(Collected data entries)

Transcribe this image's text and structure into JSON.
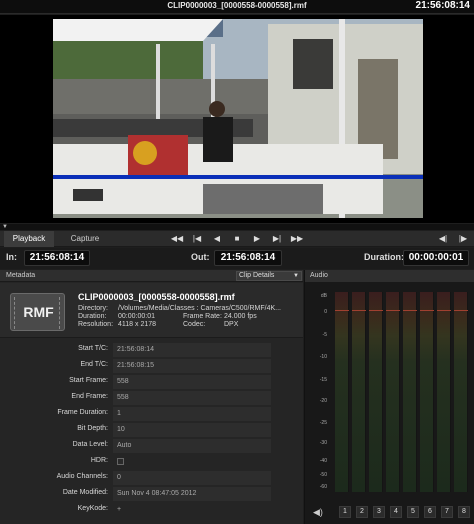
{
  "titlebar": {
    "title": "CLIP0000003_[0000558-0000558].rmf",
    "clock": "21:56:08:14"
  },
  "tabs": [
    {
      "label": "Playback"
    },
    {
      "label": "Capture"
    }
  ],
  "transport": {
    "icons": [
      "rewind-icon",
      "step-start-icon",
      "step-back-icon",
      "stop-icon",
      "play-icon",
      "step-forward-icon",
      "fast-forward-icon"
    ],
    "right_icons": [
      "mark-in-icon",
      "mark-out-icon"
    ],
    "glyphs": [
      "◀◀",
      "|◀",
      "◀",
      "■",
      "▶",
      "▶|",
      "▶▶"
    ],
    "right_glyphs": [
      "◀|",
      "|▶"
    ]
  },
  "timecodes": {
    "in_label": "In:",
    "in_value": "21:56:08:14",
    "out_label": "Out:",
    "out_value": "21:56:08:14",
    "duration_label": "Duration:",
    "duration_value": "00:00:00:01"
  },
  "metadata": {
    "header": "Metadata",
    "selector": "Clip Details",
    "icon_text": "RMF",
    "clip_name": "CLIP0000003_[0000558-0000558].rmf",
    "details": {
      "directory_label": "Directory:",
      "directory_value": "/Volumes/Media/Classes : Cameras/C500/RMF/4K...",
      "duration_label": "Duration:",
      "duration_value": "00:00:00:01",
      "frame_rate_label": "Frame Rate:",
      "frame_rate_value": "24.000 fps",
      "resolution_label": "Resolution:",
      "resolution_value": "4118 x 2178",
      "codec_label": "Codec:",
      "codec_value": "DPX"
    },
    "fields": [
      {
        "label": "Start T/C:",
        "value": "21:56:08:14"
      },
      {
        "label": "End T/C:",
        "value": "21:56:08:15"
      },
      {
        "label": "Start Frame:",
        "value": "558"
      },
      {
        "label": "End Frame:",
        "value": "558"
      },
      {
        "label": "Frame Duration:",
        "value": "1"
      },
      {
        "label": "Bit Depth:",
        "value": "10"
      },
      {
        "label": "Data Level:",
        "value": "Auto"
      },
      {
        "label": "HDR:",
        "value": ""
      },
      {
        "label": "Audio Channels:",
        "value": "0"
      },
      {
        "label": "Date Modified:",
        "value": "Sun Nov  4 08:47:05 2012"
      },
      {
        "label": "KeyKode:",
        "value": "+"
      }
    ]
  },
  "audio": {
    "header": "Audio",
    "db_labels": [
      "dB",
      "0",
      "-5",
      "-10",
      "-15",
      "-20",
      "-25",
      "-30",
      "-40",
      "-50",
      "-60"
    ],
    "channels": [
      "1",
      "2",
      "3",
      "4",
      "5",
      "6",
      "7",
      "8"
    ],
    "speaker_glyph": "◀)"
  },
  "colors": {
    "accent_blue": "#0a2fb8",
    "panel": "#252525",
    "meter_line": "#a04030"
  }
}
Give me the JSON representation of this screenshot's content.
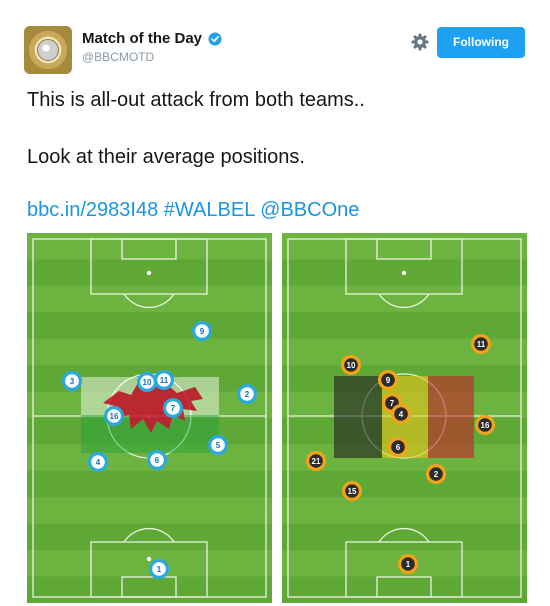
{
  "account": {
    "name": "Match of the Day",
    "handle": "@BBCMOTD",
    "verified": true,
    "avatar": "match-of-the-day-logo"
  },
  "actions": {
    "settings_icon": "gear-icon",
    "follow_label": "Following"
  },
  "tweet": {
    "line1": "This is all-out attack from both teams..",
    "line2": "Look at their average positions.",
    "link": "bbc.in/2983I48",
    "hashtag": "#WALBEL",
    "mention": "@BBCOne"
  },
  "colors": {
    "accent": "#1da1f2",
    "pitch_light": "#6db33f",
    "pitch_dark": "#5fa835",
    "wales_marker": "#29a9e0",
    "belgium_marker": "#f2a31a"
  },
  "pitches": {
    "left": {
      "team": "Wales",
      "players": [
        "9",
        "3",
        "10",
        "11",
        "2",
        "7",
        "16",
        "5",
        "6",
        "4",
        "1"
      ]
    },
    "right": {
      "team": "Belgium",
      "players": [
        "11",
        "10",
        "9",
        "7",
        "4",
        "16",
        "6",
        "21",
        "2",
        "15",
        "1"
      ]
    }
  }
}
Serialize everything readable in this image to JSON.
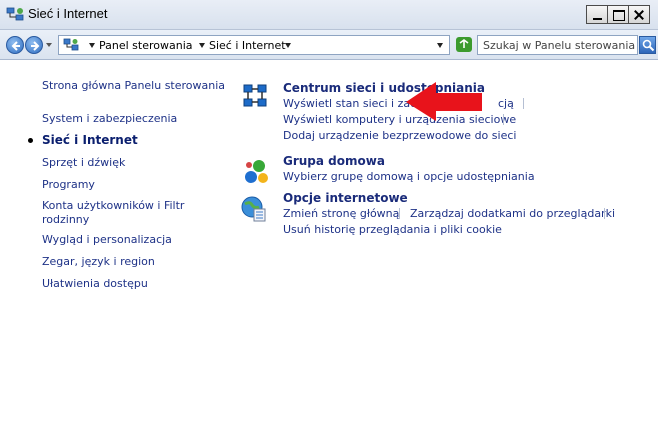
{
  "window": {
    "title": "Sieć i Internet"
  },
  "address": {
    "crumbs": [
      "Panel sterowania",
      "Sieć i Internet"
    ]
  },
  "search": {
    "placeholder": "Szukaj w Panelu sterowania"
  },
  "sidebar": {
    "items": [
      {
        "label": "Strona główna Panelu sterowania"
      },
      {
        "label": "System i zabezpieczenia"
      },
      {
        "label": "Sieć i Internet"
      },
      {
        "label": "Sprzęt i dźwięk"
      },
      {
        "label": "Programy"
      },
      {
        "label": "Konta użytkowników i Filtr rodzinny"
      },
      {
        "label": "Wygląd i personalizacja"
      },
      {
        "label": "Zegar, język i region"
      },
      {
        "label": "Ułatwienia dostępu"
      }
    ]
  },
  "main": {
    "groups": [
      {
        "title": "Centrum sieci i udostępniania",
        "tasks": [
          "Wyświetl stan sieci i zadania",
          "cją",
          "Wyświetl komputery i urządzenia sieciowe",
          "Dodaj urządzenie bezprzewodowe do sieci"
        ]
      },
      {
        "title": "Grupa domowa",
        "tasks": [
          "Wybierz grupę domową i opcje udostępniania"
        ]
      },
      {
        "title": "Opcje internetowe",
        "tasks": [
          "Zmień stronę główną",
          "Zarządzaj dodatkami do przeglądarki",
          "Usuń historię przeglądania i pliki cookie"
        ]
      }
    ]
  },
  "colors": {
    "link": "#1e3287",
    "accent_arrow": "#e8131b"
  }
}
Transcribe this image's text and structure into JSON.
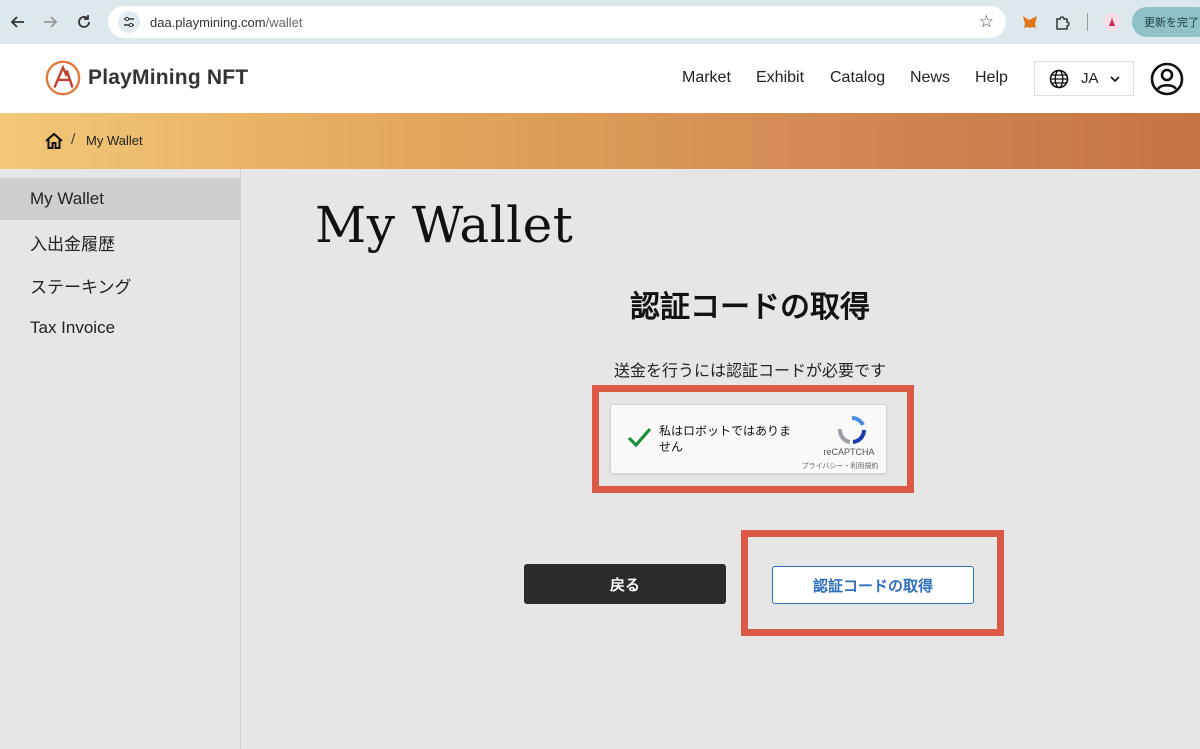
{
  "browser": {
    "url_host": "daa.playmining.com",
    "url_path": "/wallet",
    "update_label": "更新を完了"
  },
  "header": {
    "logo_text": "PlayMining NFT",
    "nav": [
      "Market",
      "Exhibit",
      "Catalog",
      "News",
      "Help"
    ],
    "language": "JA"
  },
  "breadcrumb": {
    "separator": "/",
    "current": "My Wallet"
  },
  "sidebar": {
    "items": [
      {
        "label": "My Wallet",
        "active": true
      },
      {
        "label": "入出金履歴",
        "active": false
      },
      {
        "label": "ステーキング",
        "active": false
      },
      {
        "label": "Tax Invoice",
        "active": false
      }
    ]
  },
  "main": {
    "page_title": "My Wallet",
    "section_title": "認証コードの取得",
    "note": "送金を行うには認証コードが必要です",
    "captcha": {
      "label": "私はロボットではありません",
      "brand": "reCAPTCHA",
      "links": "プライバシー・利用規約",
      "checked": true
    },
    "back_button": "戻る",
    "get_code_button": "認証コードの取得"
  },
  "colors": {
    "highlight": "#dc5a45",
    "primary_link": "#2f6fbf",
    "dark_button": "#2b2b2b"
  }
}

TASK STATEMENT = Repeat each entry exactly as it appears; skip any picture.

ANSWER TO THE TASK =
Transcribe this image's text and structure into JSON.
{
  "titlebar": {
    "title": "CLIP0000003_[0000558-0000558].rmf",
    "clock": "21:56:08:14"
  },
  "tabs": [
    {
      "label": "Playback"
    },
    {
      "label": "Capture"
    }
  ],
  "transport": {
    "icons": [
      "rewind-icon",
      "step-start-icon",
      "step-back-icon",
      "stop-icon",
      "play-icon",
      "step-forward-icon",
      "fast-forward-icon"
    ],
    "right_icons": [
      "mark-in-icon",
      "mark-out-icon"
    ],
    "glyphs": [
      "◀◀",
      "|◀",
      "◀",
      "■",
      "▶",
      "▶|",
      "▶▶"
    ],
    "right_glyphs": [
      "◀|",
      "|▶"
    ]
  },
  "timecodes": {
    "in_label": "In:",
    "in_value": "21:56:08:14",
    "out_label": "Out:",
    "out_value": "21:56:08:14",
    "duration_label": "Duration:",
    "duration_value": "00:00:00:01"
  },
  "metadata": {
    "header": "Metadata",
    "selector": "Clip Details",
    "icon_text": "RMF",
    "clip_name": "CLIP0000003_[0000558-0000558].rmf",
    "details": {
      "directory_label": "Directory:",
      "directory_value": "/Volumes/Media/Classes : Cameras/C500/RMF/4K...",
      "duration_label": "Duration:",
      "duration_value": "00:00:00:01",
      "frame_rate_label": "Frame Rate:",
      "frame_rate_value": "24.000 fps",
      "resolution_label": "Resolution:",
      "resolution_value": "4118 x 2178",
      "codec_label": "Codec:",
      "codec_value": "DPX"
    },
    "fields": [
      {
        "label": "Start T/C:",
        "value": "21:56:08:14"
      },
      {
        "label": "End T/C:",
        "value": "21:56:08:15"
      },
      {
        "label": "Start Frame:",
        "value": "558"
      },
      {
        "label": "End Frame:",
        "value": "558"
      },
      {
        "label": "Frame Duration:",
        "value": "1"
      },
      {
        "label": "Bit Depth:",
        "value": "10"
      },
      {
        "label": "Data Level:",
        "value": "Auto"
      },
      {
        "label": "HDR:",
        "value": ""
      },
      {
        "label": "Audio Channels:",
        "value": "0"
      },
      {
        "label": "Date Modified:",
        "value": "Sun Nov  4 08:47:05 2012"
      },
      {
        "label": "KeyKode:",
        "value": "+"
      }
    ]
  },
  "audio": {
    "header": "Audio",
    "db_labels": [
      "dB",
      "0",
      "-5",
      "-10",
      "-15",
      "-20",
      "-25",
      "-30",
      "-40",
      "-50",
      "-60"
    ],
    "channels": [
      "1",
      "2",
      "3",
      "4",
      "5",
      "6",
      "7",
      "8"
    ],
    "speaker_glyph": "◀)"
  },
  "colors": {
    "accent_blue": "#0a2fb8",
    "panel": "#252525",
    "meter_line": "#a04030"
  }
}
Give me the JSON representation of this screenshot's content.
{
  "account": {
    "name": "Match of the Day",
    "handle": "@BBCMOTD",
    "verified": true,
    "avatar": "match-of-the-day-logo"
  },
  "actions": {
    "settings_icon": "gear-icon",
    "follow_label": "Following"
  },
  "tweet": {
    "line1": "This is all-out attack from both teams..",
    "line2": "Look at their average positions.",
    "link": "bbc.in/2983I48",
    "hashtag": "#WALBEL",
    "mention": "@BBCOne"
  },
  "colors": {
    "accent": "#1da1f2",
    "pitch_light": "#6db33f",
    "pitch_dark": "#5fa835",
    "wales_marker": "#29a9e0",
    "belgium_marker": "#f2a31a"
  },
  "pitches": {
    "left": {
      "team": "Wales",
      "players": [
        "9",
        "3",
        "10",
        "11",
        "2",
        "7",
        "16",
        "5",
        "6",
        "4",
        "1"
      ]
    },
    "right": {
      "team": "Belgium",
      "players": [
        "11",
        "10",
        "9",
        "7",
        "4",
        "16",
        "6",
        "21",
        "2",
        "15",
        "1"
      ]
    }
  }
}
Serialize everything readable in this image to JSON.
{
  "window": {
    "title": "Sieć i Internet"
  },
  "address": {
    "crumbs": [
      "Panel sterowania",
      "Sieć i Internet"
    ]
  },
  "search": {
    "placeholder": "Szukaj w Panelu sterowania"
  },
  "sidebar": {
    "items": [
      {
        "label": "Strona główna Panelu sterowania"
      },
      {
        "label": "System i zabezpieczenia"
      },
      {
        "label": "Sieć i Internet"
      },
      {
        "label": "Sprzęt i dźwięk"
      },
      {
        "label": "Programy"
      },
      {
        "label": "Konta użytkowników i Filtr rodzinny"
      },
      {
        "label": "Wygląd i personalizacja"
      },
      {
        "label": "Zegar, język i region"
      },
      {
        "label": "Ułatwienia dostępu"
      }
    ]
  },
  "main": {
    "groups": [
      {
        "title": "Centrum sieci i udostępniania",
        "tasks": [
          "Wyświetl stan sieci i zadania",
          "cją",
          "Wyświetl komputery i urządzenia sieciowe",
          "Dodaj urządzenie bezprzewodowe do sieci"
        ]
      },
      {
        "title": "Grupa domowa",
        "tasks": [
          "Wybierz grupę domową i opcje udostępniania"
        ]
      },
      {
        "title": "Opcje internetowe",
        "tasks": [
          "Zmień stronę główną",
          "Zarządzaj dodatkami do przeglądarki",
          "Usuń historię przeglądania i pliki cookie"
        ]
      }
    ]
  },
  "colors": {
    "link": "#1e3287",
    "accent_arrow": "#e8131b"
  }
}
Transcribe this image's text and structure into JSON.
{
  "browser": {
    "url_host": "daa.playmining.com",
    "url_path": "/wallet",
    "update_label": "更新を完了"
  },
  "header": {
    "logo_text": "PlayMining NFT",
    "nav": [
      "Market",
      "Exhibit",
      "Catalog",
      "News",
      "Help"
    ],
    "language": "JA"
  },
  "breadcrumb": {
    "separator": "/",
    "current": "My Wallet"
  },
  "sidebar": {
    "items": [
      {
        "label": "My Wallet",
        "active": true
      },
      {
        "label": "入出金履歴",
        "active": false
      },
      {
        "label": "ステーキング",
        "active": false
      },
      {
        "label": "Tax Invoice",
        "active": false
      }
    ]
  },
  "main": {
    "page_title": "My Wallet",
    "section_title": "認証コードの取得",
    "note": "送金を行うには認証コードが必要です",
    "captcha": {
      "label": "私はロボットではありません",
      "brand": "reCAPTCHA",
      "links": "プライバシー・利用規約",
      "checked": true
    },
    "back_button": "戻る",
    "get_code_button": "認証コードの取得"
  },
  "colors": {
    "highlight": "#dc5a45",
    "primary_link": "#2f6fbf",
    "dark_button": "#2b2b2b"
  }
}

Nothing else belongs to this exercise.